==== Source text

Metamath Proof Explorer

Theorem usgredgppr

Description: An edge of a simple graph is a proper pair, i.e. a set containing two different elements (the endvertices of the edge). Analogue of usgredg2 . (Contributed by Alexander van der Vekens, 11-Aug-2017) (Revised by AV, 9-Jan-2020) (Revised by AV, 23-Oct-2020)

		Ref	Expression
	Hypothesis	usgredgppr.e	$⊢ E = Edg (G)$
	Assertion	usgredgppr	$⊢ (G \in USGraph \land C \in E) \to \|C\| = 2$

Proof

Step	Hyp	Ref	Expression
1		usgredgppr.e	$⊢ E = Edg (G)$
2	1	eleq2i	$⊢ C \in E \leftrightarrow C \in Edg (G)$
3		edgusgr	$⊢ (G \in USGraph \land C \in Edg (G)) \to (C \in 𝒫 Vtx (G) \land \|C\| = 2)$
4	2 3	sylan2b	$⊢ (G \in USGraph \land C \in E) \to (C \in 𝒫 Vtx (G) \land \|C\| = 2)$
5	4	simprd	$⊢ (G \in USGraph \land C \in E) \to \|C\| = 2$

========

Objective -> Reproduce the theorem page above word for word, from "Theorem usgredgppr" to "by AV, 23-Oct-2020)".

==== Listing

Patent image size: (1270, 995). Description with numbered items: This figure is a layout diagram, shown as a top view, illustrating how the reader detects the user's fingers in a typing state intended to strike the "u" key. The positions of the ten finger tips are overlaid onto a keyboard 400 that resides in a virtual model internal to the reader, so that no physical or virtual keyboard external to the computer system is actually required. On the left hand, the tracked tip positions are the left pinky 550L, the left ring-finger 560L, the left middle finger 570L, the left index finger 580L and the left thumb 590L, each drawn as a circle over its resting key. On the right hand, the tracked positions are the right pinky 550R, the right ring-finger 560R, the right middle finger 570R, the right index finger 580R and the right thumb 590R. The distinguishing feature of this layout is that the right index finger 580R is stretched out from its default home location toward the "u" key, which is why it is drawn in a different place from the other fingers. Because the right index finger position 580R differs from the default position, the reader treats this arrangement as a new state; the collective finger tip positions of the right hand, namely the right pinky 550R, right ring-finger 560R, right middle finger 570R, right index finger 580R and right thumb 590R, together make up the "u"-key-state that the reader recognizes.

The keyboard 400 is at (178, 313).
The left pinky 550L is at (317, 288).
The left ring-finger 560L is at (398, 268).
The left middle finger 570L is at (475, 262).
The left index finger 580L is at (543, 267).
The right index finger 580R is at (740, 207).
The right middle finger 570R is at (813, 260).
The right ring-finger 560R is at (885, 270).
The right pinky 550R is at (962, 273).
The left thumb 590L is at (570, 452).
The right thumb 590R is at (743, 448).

========

Correct response ->
Theorem usgredgppr

Description: An edge of a simple graph is a proper pair, i.e. a set containing two different elements (the endvertices of the edge). Analogue of usgredg2 . (Contributed by Alexander van der Vekens, 11-Aug-2017) (Revised by AV, 9-Jan-2020) (Revised by AV, 23-Oct-2020)